*GIVEN TASK*. Every entry that follows should be reproduced exactly.
--- start INFORMATION GIVEN ---
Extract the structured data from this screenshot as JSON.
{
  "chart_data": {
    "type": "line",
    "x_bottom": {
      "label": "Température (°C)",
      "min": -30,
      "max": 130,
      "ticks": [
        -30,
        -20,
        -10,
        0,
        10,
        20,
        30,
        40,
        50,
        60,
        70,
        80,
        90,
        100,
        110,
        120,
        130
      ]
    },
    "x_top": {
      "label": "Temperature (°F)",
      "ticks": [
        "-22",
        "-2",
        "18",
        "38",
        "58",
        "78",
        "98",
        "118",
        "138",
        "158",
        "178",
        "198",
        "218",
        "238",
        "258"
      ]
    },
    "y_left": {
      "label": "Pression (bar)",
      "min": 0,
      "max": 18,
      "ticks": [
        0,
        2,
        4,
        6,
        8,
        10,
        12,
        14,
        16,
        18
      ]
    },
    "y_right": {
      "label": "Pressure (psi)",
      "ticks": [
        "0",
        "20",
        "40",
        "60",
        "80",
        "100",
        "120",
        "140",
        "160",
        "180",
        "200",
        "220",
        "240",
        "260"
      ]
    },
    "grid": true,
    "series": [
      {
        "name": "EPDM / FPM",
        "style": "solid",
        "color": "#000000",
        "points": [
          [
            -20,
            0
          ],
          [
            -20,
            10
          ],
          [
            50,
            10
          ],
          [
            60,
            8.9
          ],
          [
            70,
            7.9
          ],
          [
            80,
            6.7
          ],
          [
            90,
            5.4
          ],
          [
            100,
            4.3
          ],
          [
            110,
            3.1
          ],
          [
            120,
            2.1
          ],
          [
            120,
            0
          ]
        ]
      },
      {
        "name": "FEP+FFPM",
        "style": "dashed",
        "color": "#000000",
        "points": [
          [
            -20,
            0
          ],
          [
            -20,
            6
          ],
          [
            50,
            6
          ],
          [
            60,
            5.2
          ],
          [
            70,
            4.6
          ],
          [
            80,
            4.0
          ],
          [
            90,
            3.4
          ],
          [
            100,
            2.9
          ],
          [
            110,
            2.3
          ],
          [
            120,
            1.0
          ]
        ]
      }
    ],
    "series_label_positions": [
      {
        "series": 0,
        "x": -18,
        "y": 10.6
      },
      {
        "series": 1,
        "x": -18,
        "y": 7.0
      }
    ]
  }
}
--- end INFORMATION GIVEN ---
*TASK OUTPUT*.
Extract the structured data from this screenshot as JSON.
{
  "chart_data": {
    "type": "line",
    "x_bottom": {
      "label": "Température (°C)",
      "min": -30,
      "max": 130,
      "ticks": [
        -30,
        -20,
        -10,
        0,
        10,
        20,
        30,
        40,
        50,
        60,
        70,
        80,
        90,
        100,
        110,
        120,
        130
      ]
    },
    "x_top": {
      "label": "Temperature (°F)",
      "ticks": [
        "-22",
        "-2",
        "18",
        "38",
        "58",
        "78",
        "98",
        "118",
        "138",
        "158",
        "178",
        "198",
        "218",
        "238",
        "258"
      ]
    },
    "y_left": {
      "label": "Pression (bar)",
      "min": 0,
      "max": 18,
      "ticks": [
        0,
        2,
        4,
        6,
        8,
        10,
        12,
        14,
        16,
        18
      ]
    },
    "y_right": {
      "label": "Pressure (psi)",
      "ticks": [
        "0",
        "20",
        "40",
        "60",
        "80",
        "100",
        "120",
        "140",
        "160",
        "180",
        "200",
        "220",
        "240",
        "260"
      ]
    },
    "grid": true,
    "series": [
      {
        "name": "EPDM / FPM",
        "style": "solid",
        "color": "#000000",
        "points": [
          [
            -20,
            0
          ],
          [
            -20,
            10
          ],
          [
            50,
            10
          ],
          [
            60,
            8.9
          ],
          [
            70,
            7.9
          ],
          [
            80,
            6.7
          ],
          [
            90,
            5.4
          ],
          [
            100,
            4.3
          ],
          [
            110,
            3.1
          ],
          [
            120,
            2.1
          ],
          [
            120,
            0
          ]
        ]
      },
      {
        "name": "FEP+FFPM",
        "style": "dashed",
        "color": "#000000",
        "points": [
          [
            -20,
            0
          ],
          [
            -20,
            6
          ],
          [
            50,
            6
          ],
          [
            60,
            5.2
          ],
          [
            70,
            4.6
          ],
          [
            80,
            4.0
          ],
          [
            90,
            3.4
          ],
          [
            100,
            2.9
          ],
          [
            110,
            2.3
          ],
          [
            120,
            1.0
          ]
        ]
      }
    ],
    "series_label_positions": [
      {
        "series": 0,
        "x": -18,
        "y": 10.6
      },
      {
        "series": 1,
        "x": -18,
        "y": 7.0
      }
    ]
  }
}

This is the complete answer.